___ Supplied records ___

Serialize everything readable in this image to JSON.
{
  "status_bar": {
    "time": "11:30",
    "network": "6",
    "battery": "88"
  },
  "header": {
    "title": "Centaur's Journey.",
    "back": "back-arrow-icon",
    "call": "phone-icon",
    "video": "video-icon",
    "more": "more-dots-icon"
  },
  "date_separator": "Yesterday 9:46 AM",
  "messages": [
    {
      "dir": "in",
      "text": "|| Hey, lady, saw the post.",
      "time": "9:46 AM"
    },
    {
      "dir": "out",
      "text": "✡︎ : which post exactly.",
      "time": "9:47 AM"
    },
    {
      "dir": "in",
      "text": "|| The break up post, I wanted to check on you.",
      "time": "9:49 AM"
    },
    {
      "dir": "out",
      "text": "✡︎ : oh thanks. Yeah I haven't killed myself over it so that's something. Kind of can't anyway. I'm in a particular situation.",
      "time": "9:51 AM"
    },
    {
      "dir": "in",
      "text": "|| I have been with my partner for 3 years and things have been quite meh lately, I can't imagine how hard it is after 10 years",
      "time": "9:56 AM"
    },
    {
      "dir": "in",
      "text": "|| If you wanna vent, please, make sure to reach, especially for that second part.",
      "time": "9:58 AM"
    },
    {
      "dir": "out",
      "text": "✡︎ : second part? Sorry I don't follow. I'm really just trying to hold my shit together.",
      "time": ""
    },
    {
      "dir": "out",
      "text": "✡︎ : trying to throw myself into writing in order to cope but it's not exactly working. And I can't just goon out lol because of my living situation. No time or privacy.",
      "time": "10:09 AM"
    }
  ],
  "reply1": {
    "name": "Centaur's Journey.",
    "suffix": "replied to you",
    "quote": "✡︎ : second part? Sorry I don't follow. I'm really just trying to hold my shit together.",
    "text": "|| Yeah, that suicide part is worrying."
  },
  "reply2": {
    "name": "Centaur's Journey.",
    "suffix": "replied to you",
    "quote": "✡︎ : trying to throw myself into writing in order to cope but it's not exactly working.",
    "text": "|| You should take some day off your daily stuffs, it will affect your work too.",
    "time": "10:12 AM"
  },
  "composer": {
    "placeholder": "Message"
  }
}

___

__Task brief__: Transcribe the whole listing exactly.

__Output__:
Serialize everything readable in this image to JSON.
{
  "status_bar": {
    "time": "11:30",
    "network": "6",
    "battery": "88"
  },
  "header": {
    "title": "Centaur's Journey.",
    "back": "back-arrow-icon",
    "call": "phone-icon",
    "video": "video-icon",
    "more": "more-dots-icon"
  },
  "date_separator": "Yesterday 9:46 AM",
  "messages": [
    {
      "dir": "in",
      "text": "|| Hey, lady, saw the post.",
      "time": "9:46 AM"
    },
    {
      "dir": "out",
      "text": "✡︎ : which post exactly.",
      "time": "9:47 AM"
    },
    {
      "dir": "in",
      "text": "|| The break up post, I wanted to check on you.",
      "time": "9:49 AM"
    },
    {
      "dir": "out",
      "text": "✡︎ : oh thanks. Yeah I haven't killed myself over it so that's something. Kind of can't anyway. I'm in a particular situation.",
      "time": "9:51 AM"
    },
    {
      "dir": "in",
      "text": "|| I have been with my partner for 3 years and things have been quite meh lately, I can't imagine how hard it is after 10 years",
      "time": "9:56 AM"
    },
    {
      "dir": "in",
      "text": "|| If you wanna vent, please, make sure to reach, especially for that second part.",
      "time": "9:58 AM"
    },
    {
      "dir": "out",
      "text": "✡︎ : second part? Sorry I don't follow. I'm really just trying to hold my shit together.",
      "time": ""
    },
    {
      "dir": "out",
      "text": "✡︎ : trying to throw myself into writing in order to cope but it's not exactly working. And I can't just goon out lol because of my living situation. No time or privacy.",
      "time": "10:09 AM"
    }
  ],
  "reply1": {
    "name": "Centaur's Journey.",
    "suffix": "replied to you",
    "quote": "✡︎ : second part? Sorry I don't follow. I'm really just trying to hold my shit together.",
    "text": "|| Yeah, that suicide part is worrying."
  },
  "reply2": {
    "name": "Centaur's Journey.",
    "suffix": "replied to you",
    "quote": "✡︎ : trying to throw myself into writing in order to cope but it's not exactly working.",
    "text": "|| You should take some day off your daily stuffs, it will affect your work too.",
    "time": "10:12 AM"
  },
  "composer": {
    "placeholder": "Message"
  }
}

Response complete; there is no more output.